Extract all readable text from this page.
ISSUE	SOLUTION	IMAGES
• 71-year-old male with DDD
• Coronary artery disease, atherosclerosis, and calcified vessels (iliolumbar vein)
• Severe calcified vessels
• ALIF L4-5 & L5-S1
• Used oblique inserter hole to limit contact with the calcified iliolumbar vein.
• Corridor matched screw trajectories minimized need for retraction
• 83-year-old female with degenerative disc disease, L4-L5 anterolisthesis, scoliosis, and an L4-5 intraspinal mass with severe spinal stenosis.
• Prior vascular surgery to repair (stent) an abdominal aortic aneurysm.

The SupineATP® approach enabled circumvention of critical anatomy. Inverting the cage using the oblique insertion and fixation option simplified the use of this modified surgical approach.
----------
_Written exercise_: Output the entries exactly.

_Result of this task_:
Extract all readable text from this page.
ISSUE	SOLUTION	IMAGES
• 71-year-old male with DDD
• Coronary artery disease, atherosclerosis, and calcified vessels (iliolumbar vein)
• Severe calcified vessels
• ALIF L4-5 & L5-S1
• Used oblique inserter hole to limit contact with the calcified iliolumbar vein.
• Corridor matched screw trajectories minimized need for retraction
• 83-year-old female with degenerative disc disease, L4-L5 anterolisthesis, scoliosis, and an L4-5 intraspinal mass with severe spinal stenosis.
• Prior vascular surgery to repair (stent) an abdominal aortic aneurysm.

The SupineATP® approach enabled circumvention of critical anatomy. Inverting the cage using the oblique insertion and fixation option simplified the use of this modified surgical approach.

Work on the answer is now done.